### Directions for this task:
Repeat the material below word for word and leave out all pictures.

### Extracted data entries:
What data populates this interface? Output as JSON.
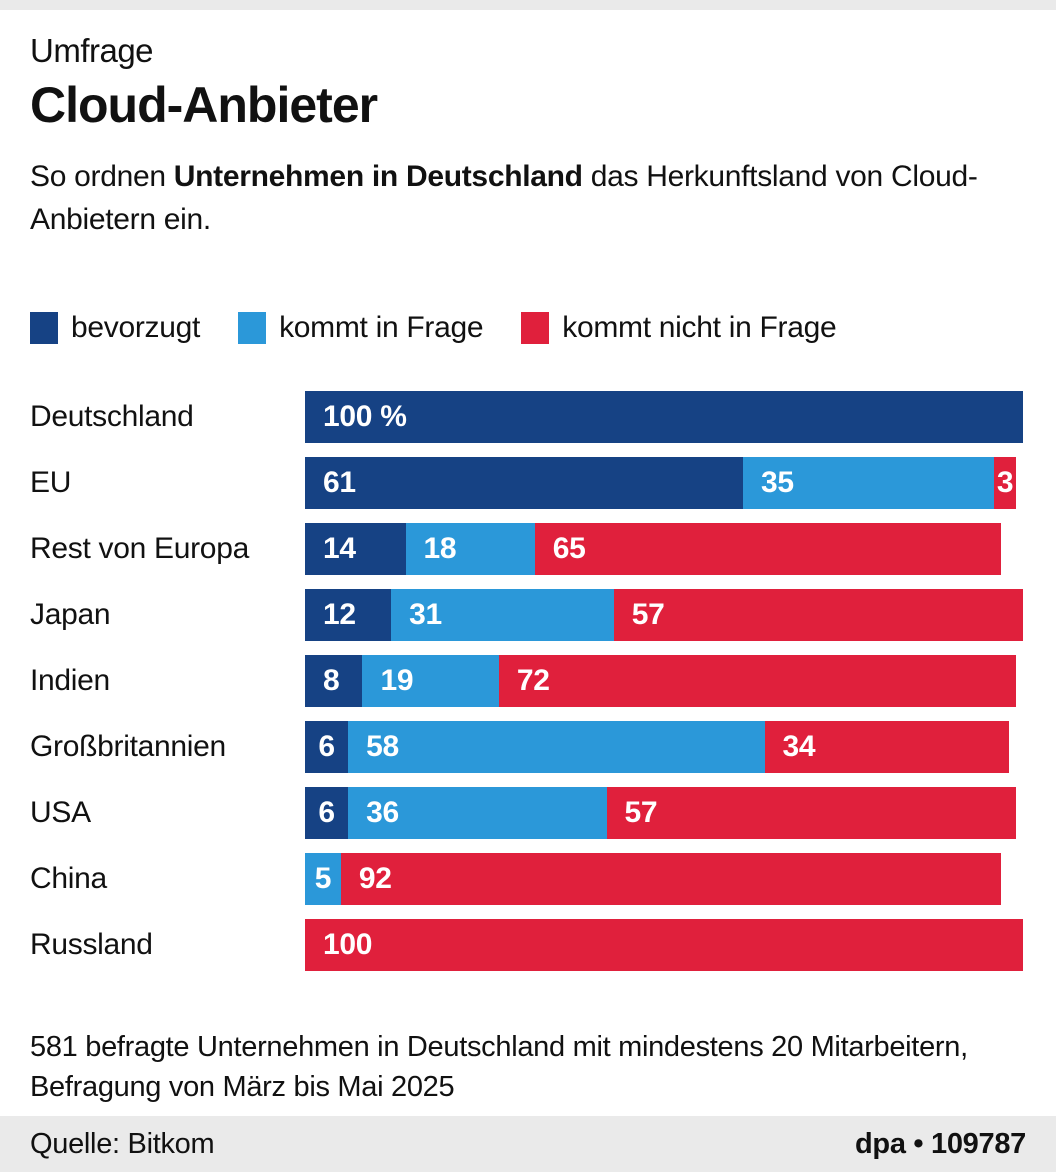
{
  "header": {
    "kicker": "Umfrage",
    "title": "Cloud-Anbieter",
    "subtitle": {
      "pre": "So ordnen ",
      "bold": "Unternehmen in Deutschland",
      "post": " das Herkunftsland von Cloud-Anbietern ein."
    }
  },
  "chart_data": {
    "type": "bar",
    "orientation": "horizontal",
    "stacked": true,
    "unit": "%",
    "x_max": 100,
    "legend_position": "top",
    "grid": false,
    "series": [
      {
        "name": "bevorzugt",
        "color": "#164284"
      },
      {
        "name": "kommt in Frage",
        "color": "#2B98D9"
      },
      {
        "name": "kommt nicht in Frage",
        "color": "#E0203C"
      }
    ],
    "categories": [
      "Deutschland",
      "EU",
      "Rest von Europa",
      "Japan",
      "Indien",
      "Großbritannien",
      "USA",
      "China",
      "Russland"
    ],
    "rows": [
      {
        "category": "Deutschland",
        "segments": [
          {
            "series": 0,
            "value": 100,
            "label": "100 %"
          }
        ]
      },
      {
        "category": "EU",
        "segments": [
          {
            "series": 0,
            "value": 61,
            "label": "61"
          },
          {
            "series": 1,
            "value": 35,
            "label": "35"
          },
          {
            "series": 2,
            "value": 3,
            "label": "3"
          }
        ]
      },
      {
        "category": "Rest von Europa",
        "segments": [
          {
            "series": 0,
            "value": 14,
            "label": "14"
          },
          {
            "series": 1,
            "value": 18,
            "label": "18"
          },
          {
            "series": 2,
            "value": 65,
            "label": "65"
          }
        ]
      },
      {
        "category": "Japan",
        "segments": [
          {
            "series": 0,
            "value": 12,
            "label": "12"
          },
          {
            "series": 1,
            "value": 31,
            "label": "31"
          },
          {
            "series": 2,
            "value": 57,
            "label": "57"
          }
        ]
      },
      {
        "category": "Indien",
        "segments": [
          {
            "series": 0,
            "value": 8,
            "label": "8"
          },
          {
            "series": 1,
            "value": 19,
            "label": "19"
          },
          {
            "series": 2,
            "value": 72,
            "label": "72"
          }
        ]
      },
      {
        "category": "Großbritannien",
        "segments": [
          {
            "series": 0,
            "value": 6,
            "label": "6"
          },
          {
            "series": 1,
            "value": 58,
            "label": "58"
          },
          {
            "series": 2,
            "value": 34,
            "label": "34"
          }
        ]
      },
      {
        "category": "USA",
        "segments": [
          {
            "series": 0,
            "value": 6,
            "label": "6"
          },
          {
            "series": 1,
            "value": 36,
            "label": "36"
          },
          {
            "series": 2,
            "value": 57,
            "label": "57"
          }
        ]
      },
      {
        "category": "China",
        "segments": [
          {
            "series": 1,
            "value": 5,
            "label": "5"
          },
          {
            "series": 2,
            "value": 92,
            "label": "92"
          }
        ]
      },
      {
        "category": "Russland",
        "segments": [
          {
            "series": 2,
            "value": 100,
            "label": "100"
          }
        ]
      }
    ]
  },
  "footnote": {
    "line1": "581 befragte Unternehmen in Deutschland mit mindestens 20 Mitarbeitern,",
    "line2": "Befragung von März bis Mai 2025"
  },
  "footer": {
    "source": "Quelle: Bitkom",
    "credit": "dpa • 109787"
  },
  "colors": {
    "bar_dark_blue": "#164284",
    "bar_light_blue": "#2B98D9",
    "bar_red": "#E0203C",
    "band_gray": "#EAEAEA",
    "background": "#FFFFFF",
    "text": "#111111"
  }
}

### Final result:
What data populates this interface? Output as JSON.
{
  "header": {
    "kicker": "Umfrage",
    "title": "Cloud-Anbieter",
    "subtitle": {
      "pre": "So ordnen ",
      "bold": "Unternehmen in Deutschland",
      "post": " das Herkunftsland von Cloud-Anbietern ein."
    }
  },
  "chart_data": {
    "type": "bar",
    "orientation": "horizontal",
    "stacked": true,
    "unit": "%",
    "x_max": 100,
    "legend_position": "top",
    "grid": false,
    "series": [
      {
        "name": "bevorzugt",
        "color": "#164284"
      },
      {
        "name": "kommt in Frage",
        "color": "#2B98D9"
      },
      {
        "name": "kommt nicht in Frage",
        "color": "#E0203C"
      }
    ],
    "categories": [
      "Deutschland",
      "EU",
      "Rest von Europa",
      "Japan",
      "Indien",
      "Großbritannien",
      "USA",
      "China",
      "Russland"
    ],
    "rows": [
      {
        "category": "Deutschland",
        "segments": [
          {
            "series": 0,
            "value": 100,
            "label": "100 %"
          }
        ]
      },
      {
        "category": "EU",
        "segments": [
          {
            "series": 0,
            "value": 61,
            "label": "61"
          },
          {
            "series": 1,
            "value": 35,
            "label": "35"
          },
          {
            "series": 2,
            "value": 3,
            "label": "3"
          }
        ]
      },
      {
        "category": "Rest von Europa",
        "segments": [
          {
            "series": 0,
            "value": 14,
            "label": "14"
          },
          {
            "series": 1,
            "value": 18,
            "label": "18"
          },
          {
            "series": 2,
            "value": 65,
            "label": "65"
          }
        ]
      },
      {
        "category": "Japan",
        "segments": [
          {
            "series": 0,
            "value": 12,
            "label": "12"
          },
          {
            "series": 1,
            "value": 31,
            "label": "31"
          },
          {
            "series": 2,
            "value": 57,
            "label": "57"
          }
        ]
      },
      {
        "category": "Indien",
        "segments": [
          {
            "series": 0,
            "value": 8,
            "label": "8"
          },
          {
            "series": 1,
            "value": 19,
            "label": "19"
          },
          {
            "series": 2,
            "value": 72,
            "label": "72"
          }
        ]
      },
      {
        "category": "Großbritannien",
        "segments": [
          {
            "series": 0,
            "value": 6,
            "label": "6"
          },
          {
            "series": 1,
            "value": 58,
            "label": "58"
          },
          {
            "series": 2,
            "value": 34,
            "label": "34"
          }
        ]
      },
      {
        "category": "USA",
        "segments": [
          {
            "series": 0,
            "value": 6,
            "label": "6"
          },
          {
            "series": 1,
            "value": 36,
            "label": "36"
          },
          {
            "series": 2,
            "value": 57,
            "label": "57"
          }
        ]
      },
      {
        "category": "China",
        "segments": [
          {
            "series": 1,
            "value": 5,
            "label": "5"
          },
          {
            "series": 2,
            "value": 92,
            "label": "92"
          }
        ]
      },
      {
        "category": "Russland",
        "segments": [
          {
            "series": 2,
            "value": 100,
            "label": "100"
          }
        ]
      }
    ]
  },
  "footnote": {
    "line1": "581 befragte Unternehmen in Deutschland mit mindestens 20 Mitarbeitern,",
    "line2": "Befragung von März bis Mai 2025"
  },
  "footer": {
    "source": "Quelle: Bitkom",
    "credit": "dpa • 109787"
  },
  "colors": {
    "bar_dark_blue": "#164284",
    "bar_light_blue": "#2B98D9",
    "bar_red": "#E0203C",
    "band_gray": "#EAEAEA",
    "background": "#FFFFFF",
    "text": "#111111"
  }
}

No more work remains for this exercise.